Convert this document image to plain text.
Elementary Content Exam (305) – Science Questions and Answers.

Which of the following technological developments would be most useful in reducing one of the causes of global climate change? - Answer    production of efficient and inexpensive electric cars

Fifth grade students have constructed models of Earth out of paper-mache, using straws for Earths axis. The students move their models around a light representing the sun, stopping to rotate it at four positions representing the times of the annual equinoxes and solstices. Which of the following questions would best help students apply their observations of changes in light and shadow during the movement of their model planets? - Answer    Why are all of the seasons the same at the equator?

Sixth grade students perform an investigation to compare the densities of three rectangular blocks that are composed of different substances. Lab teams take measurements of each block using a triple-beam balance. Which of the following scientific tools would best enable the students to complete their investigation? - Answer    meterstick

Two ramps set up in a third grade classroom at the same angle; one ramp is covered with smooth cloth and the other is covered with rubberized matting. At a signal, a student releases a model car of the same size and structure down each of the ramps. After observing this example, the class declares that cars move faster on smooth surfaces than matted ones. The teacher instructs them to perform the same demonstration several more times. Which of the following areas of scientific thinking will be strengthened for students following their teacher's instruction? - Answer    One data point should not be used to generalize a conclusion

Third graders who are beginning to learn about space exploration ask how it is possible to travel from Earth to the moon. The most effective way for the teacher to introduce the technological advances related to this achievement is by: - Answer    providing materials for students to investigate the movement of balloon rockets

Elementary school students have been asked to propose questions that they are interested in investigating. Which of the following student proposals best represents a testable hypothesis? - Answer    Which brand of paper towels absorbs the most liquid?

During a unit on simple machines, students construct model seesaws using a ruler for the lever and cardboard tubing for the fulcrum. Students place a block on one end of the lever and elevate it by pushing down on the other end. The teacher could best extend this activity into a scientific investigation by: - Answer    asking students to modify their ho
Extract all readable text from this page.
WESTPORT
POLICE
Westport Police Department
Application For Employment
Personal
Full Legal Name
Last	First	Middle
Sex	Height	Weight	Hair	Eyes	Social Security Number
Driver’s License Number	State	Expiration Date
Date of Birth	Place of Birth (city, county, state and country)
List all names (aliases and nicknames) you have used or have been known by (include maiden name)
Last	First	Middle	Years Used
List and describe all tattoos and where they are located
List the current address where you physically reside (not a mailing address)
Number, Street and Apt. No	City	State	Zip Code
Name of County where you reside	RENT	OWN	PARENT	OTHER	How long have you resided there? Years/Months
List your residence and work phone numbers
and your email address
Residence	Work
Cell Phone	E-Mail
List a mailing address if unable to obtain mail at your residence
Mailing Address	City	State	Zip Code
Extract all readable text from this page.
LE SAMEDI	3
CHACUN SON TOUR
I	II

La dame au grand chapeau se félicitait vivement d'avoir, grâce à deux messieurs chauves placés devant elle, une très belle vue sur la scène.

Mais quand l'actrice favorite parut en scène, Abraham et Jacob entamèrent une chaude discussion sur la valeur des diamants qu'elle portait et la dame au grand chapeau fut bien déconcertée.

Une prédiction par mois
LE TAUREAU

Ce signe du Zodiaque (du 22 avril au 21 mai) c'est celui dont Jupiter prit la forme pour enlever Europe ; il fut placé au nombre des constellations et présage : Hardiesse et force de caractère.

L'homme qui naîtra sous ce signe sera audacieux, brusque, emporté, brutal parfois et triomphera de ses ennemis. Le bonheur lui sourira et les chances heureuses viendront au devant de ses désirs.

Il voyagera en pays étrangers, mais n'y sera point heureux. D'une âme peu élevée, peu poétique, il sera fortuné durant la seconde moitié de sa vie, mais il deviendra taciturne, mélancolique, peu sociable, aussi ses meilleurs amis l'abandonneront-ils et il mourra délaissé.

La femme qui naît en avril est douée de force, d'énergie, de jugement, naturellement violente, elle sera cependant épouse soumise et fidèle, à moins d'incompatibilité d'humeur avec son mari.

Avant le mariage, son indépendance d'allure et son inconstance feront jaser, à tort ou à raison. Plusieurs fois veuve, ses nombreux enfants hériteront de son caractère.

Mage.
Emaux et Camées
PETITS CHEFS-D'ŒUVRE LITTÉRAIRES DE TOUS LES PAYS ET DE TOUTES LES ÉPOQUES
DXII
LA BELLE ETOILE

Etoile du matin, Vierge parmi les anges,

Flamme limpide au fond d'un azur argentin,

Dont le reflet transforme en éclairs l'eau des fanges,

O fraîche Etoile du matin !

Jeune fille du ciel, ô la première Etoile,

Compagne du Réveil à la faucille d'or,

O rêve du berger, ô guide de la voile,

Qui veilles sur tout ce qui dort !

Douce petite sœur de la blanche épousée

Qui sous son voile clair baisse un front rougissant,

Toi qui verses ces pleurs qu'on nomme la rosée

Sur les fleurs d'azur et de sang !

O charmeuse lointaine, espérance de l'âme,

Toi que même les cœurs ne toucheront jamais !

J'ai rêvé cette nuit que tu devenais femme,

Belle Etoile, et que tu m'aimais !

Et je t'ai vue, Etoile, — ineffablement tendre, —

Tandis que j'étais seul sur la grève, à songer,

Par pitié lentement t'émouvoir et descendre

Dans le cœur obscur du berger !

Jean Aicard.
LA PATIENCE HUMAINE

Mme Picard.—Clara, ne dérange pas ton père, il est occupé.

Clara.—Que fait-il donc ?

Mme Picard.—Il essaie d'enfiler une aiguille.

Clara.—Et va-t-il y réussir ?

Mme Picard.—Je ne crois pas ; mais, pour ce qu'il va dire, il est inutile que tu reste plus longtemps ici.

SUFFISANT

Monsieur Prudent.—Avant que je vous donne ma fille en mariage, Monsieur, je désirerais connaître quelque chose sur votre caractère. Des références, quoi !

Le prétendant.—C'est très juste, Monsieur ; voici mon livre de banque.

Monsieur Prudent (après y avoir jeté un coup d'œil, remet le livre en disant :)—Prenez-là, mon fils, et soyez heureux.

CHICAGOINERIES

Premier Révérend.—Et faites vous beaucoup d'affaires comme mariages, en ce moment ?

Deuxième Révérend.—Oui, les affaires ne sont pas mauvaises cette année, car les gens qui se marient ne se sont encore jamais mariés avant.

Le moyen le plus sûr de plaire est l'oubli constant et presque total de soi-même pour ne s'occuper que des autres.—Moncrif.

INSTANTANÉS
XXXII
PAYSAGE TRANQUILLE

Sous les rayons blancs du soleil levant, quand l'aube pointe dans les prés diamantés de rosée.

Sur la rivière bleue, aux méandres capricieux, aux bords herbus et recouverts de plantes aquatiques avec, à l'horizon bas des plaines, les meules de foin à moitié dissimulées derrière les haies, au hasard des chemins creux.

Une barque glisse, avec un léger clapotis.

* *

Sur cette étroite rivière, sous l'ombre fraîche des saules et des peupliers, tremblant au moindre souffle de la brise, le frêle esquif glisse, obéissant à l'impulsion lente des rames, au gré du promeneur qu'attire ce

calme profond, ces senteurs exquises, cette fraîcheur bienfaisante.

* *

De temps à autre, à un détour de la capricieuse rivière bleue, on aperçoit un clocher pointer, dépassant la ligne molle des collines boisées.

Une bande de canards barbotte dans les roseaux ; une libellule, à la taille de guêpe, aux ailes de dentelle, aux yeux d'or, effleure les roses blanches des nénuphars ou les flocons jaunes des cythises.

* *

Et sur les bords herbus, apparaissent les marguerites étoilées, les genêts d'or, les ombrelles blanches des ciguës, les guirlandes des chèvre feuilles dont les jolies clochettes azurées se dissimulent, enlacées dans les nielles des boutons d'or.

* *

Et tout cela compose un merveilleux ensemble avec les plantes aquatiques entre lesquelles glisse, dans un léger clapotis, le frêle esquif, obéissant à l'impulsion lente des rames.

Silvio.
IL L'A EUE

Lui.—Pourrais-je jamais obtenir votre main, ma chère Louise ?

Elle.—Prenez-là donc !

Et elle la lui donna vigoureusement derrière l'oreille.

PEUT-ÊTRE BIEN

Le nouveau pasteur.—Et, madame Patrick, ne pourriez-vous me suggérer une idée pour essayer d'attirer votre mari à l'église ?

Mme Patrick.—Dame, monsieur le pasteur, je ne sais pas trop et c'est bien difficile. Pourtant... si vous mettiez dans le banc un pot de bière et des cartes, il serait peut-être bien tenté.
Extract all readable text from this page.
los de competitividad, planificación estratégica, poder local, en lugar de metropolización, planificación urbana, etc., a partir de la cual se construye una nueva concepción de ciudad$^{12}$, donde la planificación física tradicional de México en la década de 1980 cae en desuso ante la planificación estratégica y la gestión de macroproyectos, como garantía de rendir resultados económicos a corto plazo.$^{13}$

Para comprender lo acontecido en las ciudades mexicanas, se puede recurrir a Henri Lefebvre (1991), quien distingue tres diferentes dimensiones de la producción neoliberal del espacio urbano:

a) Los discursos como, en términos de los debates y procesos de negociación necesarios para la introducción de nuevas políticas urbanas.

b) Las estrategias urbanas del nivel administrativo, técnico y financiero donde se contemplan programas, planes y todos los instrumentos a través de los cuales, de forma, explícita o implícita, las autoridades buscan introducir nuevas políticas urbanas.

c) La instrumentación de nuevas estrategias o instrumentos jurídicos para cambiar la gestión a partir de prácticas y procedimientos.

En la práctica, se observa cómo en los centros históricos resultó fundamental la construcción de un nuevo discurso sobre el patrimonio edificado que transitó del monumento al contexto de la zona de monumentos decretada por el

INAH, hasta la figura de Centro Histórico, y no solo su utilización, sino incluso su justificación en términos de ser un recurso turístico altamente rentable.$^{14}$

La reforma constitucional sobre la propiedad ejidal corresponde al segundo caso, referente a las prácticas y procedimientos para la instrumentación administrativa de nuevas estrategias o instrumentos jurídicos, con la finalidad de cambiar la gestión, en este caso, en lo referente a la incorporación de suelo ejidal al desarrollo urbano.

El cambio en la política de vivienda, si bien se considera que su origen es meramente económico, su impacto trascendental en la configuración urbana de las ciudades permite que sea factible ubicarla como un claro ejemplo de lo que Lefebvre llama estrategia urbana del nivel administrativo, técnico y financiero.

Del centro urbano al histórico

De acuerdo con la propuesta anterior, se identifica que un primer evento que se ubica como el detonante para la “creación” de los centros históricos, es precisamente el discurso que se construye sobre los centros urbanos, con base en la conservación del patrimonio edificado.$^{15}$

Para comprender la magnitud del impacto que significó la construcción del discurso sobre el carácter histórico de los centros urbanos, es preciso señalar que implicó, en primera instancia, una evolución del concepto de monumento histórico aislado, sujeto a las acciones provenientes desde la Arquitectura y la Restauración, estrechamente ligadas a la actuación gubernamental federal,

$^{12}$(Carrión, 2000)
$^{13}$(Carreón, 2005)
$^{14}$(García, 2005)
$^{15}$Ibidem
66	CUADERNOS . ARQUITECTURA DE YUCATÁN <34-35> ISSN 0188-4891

______________________________

### PROMPT:
Identify every line above that includes the word "devant", and show those lines.

### SOLUTION BELOW:
La dame au grand chapeau se félicitait vivement d'avoir, grâce à deux messieurs chauves placés devant elle, une très belle vue sur la scène.
L'homme qui naîtra sous ce signe sera audacieux, brusque, emporté, brutal parfois et triomphera de ses ennemis. Le bonheur lui sourira et les chances heureuses viendront au devant de ses désirs.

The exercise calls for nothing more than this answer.